---------- LISTING ----------

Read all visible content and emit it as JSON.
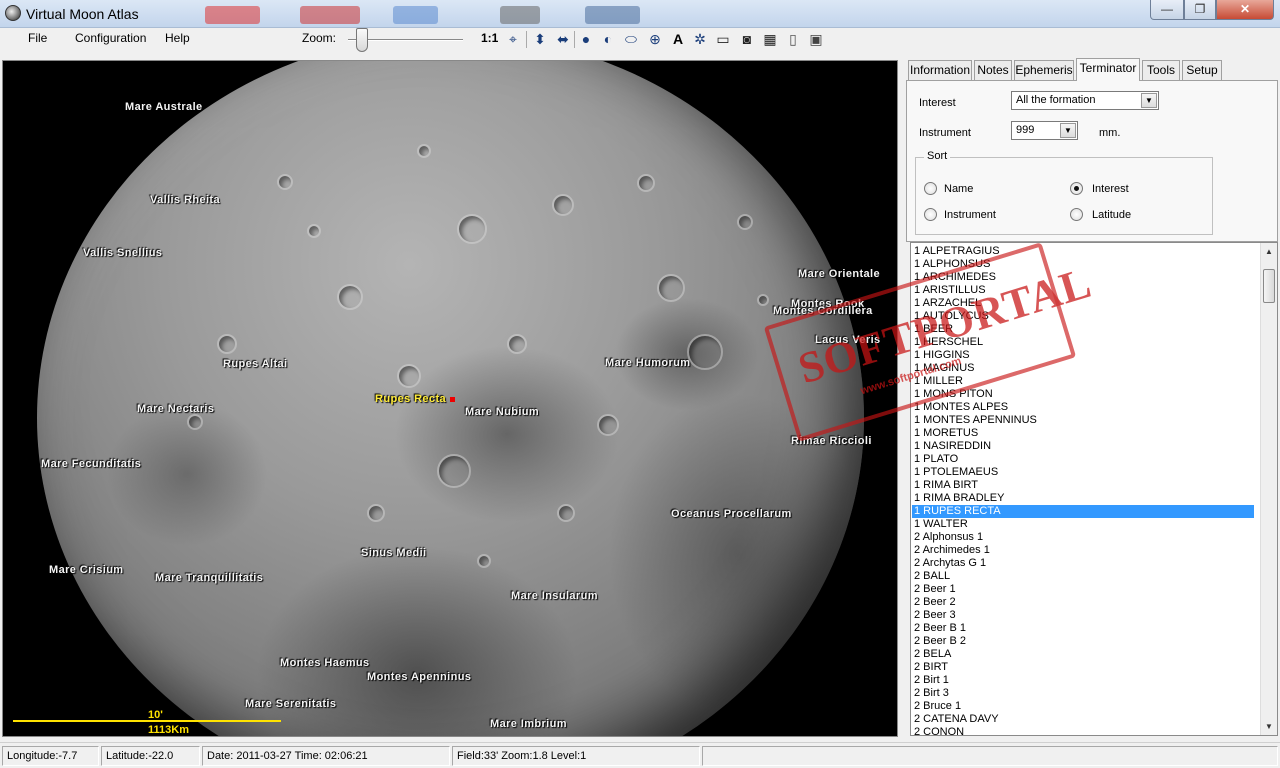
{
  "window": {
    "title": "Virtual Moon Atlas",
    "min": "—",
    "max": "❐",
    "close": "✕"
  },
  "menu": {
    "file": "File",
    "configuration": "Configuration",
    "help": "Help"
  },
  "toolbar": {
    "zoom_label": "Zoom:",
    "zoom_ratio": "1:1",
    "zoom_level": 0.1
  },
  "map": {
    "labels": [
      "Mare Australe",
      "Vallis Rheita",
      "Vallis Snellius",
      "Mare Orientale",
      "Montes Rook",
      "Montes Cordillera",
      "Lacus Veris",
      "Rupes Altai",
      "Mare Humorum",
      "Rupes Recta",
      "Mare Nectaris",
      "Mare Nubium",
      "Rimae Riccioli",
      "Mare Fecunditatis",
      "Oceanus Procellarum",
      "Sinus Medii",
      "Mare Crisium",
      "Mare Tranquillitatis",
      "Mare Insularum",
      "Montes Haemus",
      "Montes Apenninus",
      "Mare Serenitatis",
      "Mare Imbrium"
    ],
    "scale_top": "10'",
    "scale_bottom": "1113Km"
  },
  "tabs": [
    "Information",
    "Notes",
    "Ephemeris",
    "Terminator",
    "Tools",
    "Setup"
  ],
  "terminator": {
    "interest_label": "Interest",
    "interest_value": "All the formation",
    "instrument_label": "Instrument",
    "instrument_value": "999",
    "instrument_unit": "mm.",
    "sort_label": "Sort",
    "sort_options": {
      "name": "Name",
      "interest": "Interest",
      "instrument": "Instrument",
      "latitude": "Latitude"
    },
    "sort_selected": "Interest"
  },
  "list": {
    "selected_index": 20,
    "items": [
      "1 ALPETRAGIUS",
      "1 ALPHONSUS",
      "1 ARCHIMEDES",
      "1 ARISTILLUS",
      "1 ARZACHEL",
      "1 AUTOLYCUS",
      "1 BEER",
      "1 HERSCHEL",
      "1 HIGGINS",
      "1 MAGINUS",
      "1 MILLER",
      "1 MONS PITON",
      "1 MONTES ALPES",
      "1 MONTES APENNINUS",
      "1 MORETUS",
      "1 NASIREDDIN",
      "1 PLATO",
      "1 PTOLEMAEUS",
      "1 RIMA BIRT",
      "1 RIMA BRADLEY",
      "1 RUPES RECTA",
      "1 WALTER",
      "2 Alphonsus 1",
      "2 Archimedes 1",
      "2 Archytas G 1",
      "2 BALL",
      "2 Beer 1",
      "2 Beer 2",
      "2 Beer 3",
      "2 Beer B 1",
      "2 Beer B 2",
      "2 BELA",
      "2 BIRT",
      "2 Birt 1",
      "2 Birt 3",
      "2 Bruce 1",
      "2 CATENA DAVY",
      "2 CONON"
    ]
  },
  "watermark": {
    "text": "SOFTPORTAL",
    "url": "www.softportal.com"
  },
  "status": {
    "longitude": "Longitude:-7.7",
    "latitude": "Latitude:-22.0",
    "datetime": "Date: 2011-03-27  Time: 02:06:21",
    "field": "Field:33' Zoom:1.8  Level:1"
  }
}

----------

Make an exact copy of the listing above. Do not include the pictures.

Read all visible content and emit it as JSON.
{
  "window": {
    "title": "Virtual Moon Atlas",
    "min": "—",
    "max": "❐",
    "close": "✕"
  },
  "menu": {
    "file": "File",
    "configuration": "Configuration",
    "help": "Help"
  },
  "toolbar": {
    "zoom_label": "Zoom:",
    "zoom_ratio": "1:1",
    "zoom_level": 0.1
  },
  "map": {
    "labels": [
      "Mare Australe",
      "Vallis Rheita",
      "Vallis Snellius",
      "Mare Orientale",
      "Montes Rook",
      "Montes Cordillera",
      "Lacus Veris",
      "Rupes Altai",
      "Mare Humorum",
      "Rupes Recta",
      "Mare Nectaris",
      "Mare Nubium",
      "Rimae Riccioli",
      "Mare Fecunditatis",
      "Oceanus Procellarum",
      "Sinus Medii",
      "Mare Crisium",
      "Mare Tranquillitatis",
      "Mare Insularum",
      "Montes Haemus",
      "Montes Apenninus",
      "Mare Serenitatis",
      "Mare Imbrium"
    ],
    "scale_top": "10'",
    "scale_bottom": "1113Km"
  },
  "tabs": [
    "Information",
    "Notes",
    "Ephemeris",
    "Terminator",
    "Tools",
    "Setup"
  ],
  "terminator": {
    "interest_label": "Interest",
    "interest_value": "All the formation",
    "instrument_label": "Instrument",
    "instrument_value": "999",
    "instrument_unit": "mm.",
    "sort_label": "Sort",
    "sort_options": {
      "name": "Name",
      "interest": "Interest",
      "instrument": "Instrument",
      "latitude": "Latitude"
    },
    "sort_selected": "Interest"
  },
  "list": {
    "selected_index": 20,
    "items": [
      "1 ALPETRAGIUS",
      "1 ALPHONSUS",
      "1 ARCHIMEDES",
      "1 ARISTILLUS",
      "1 ARZACHEL",
      "1 AUTOLYCUS",
      "1 BEER",
      "1 HERSCHEL",
      "1 HIGGINS",
      "1 MAGINUS",
      "1 MILLER",
      "1 MONS PITON",
      "1 MONTES ALPES",
      "1 MONTES APENNINUS",
      "1 MORETUS",
      "1 NASIREDDIN",
      "1 PLATO",
      "1 PTOLEMAEUS",
      "1 RIMA BIRT",
      "1 RIMA BRADLEY",
      "1 RUPES RECTA",
      "1 WALTER",
      "2 Alphonsus 1",
      "2 Archimedes 1",
      "2 Archytas G 1",
      "2 BALL",
      "2 Beer 1",
      "2 Beer 2",
      "2 Beer 3",
      "2 Beer B 1",
      "2 Beer B 2",
      "2 BELA",
      "2 BIRT",
      "2 Birt 1",
      "2 Birt 3",
      "2 Bruce 1",
      "2 CATENA DAVY",
      "2 CONON"
    ]
  },
  "watermark": {
    "text": "SOFTPORTAL",
    "url": "www.softportal.com"
  },
  "status": {
    "longitude": "Longitude:-7.7",
    "latitude": "Latitude:-22.0",
    "datetime": "Date: 2011-03-27  Time: 02:06:21",
    "field": "Field:33' Zoom:1.8  Level:1"
  }
}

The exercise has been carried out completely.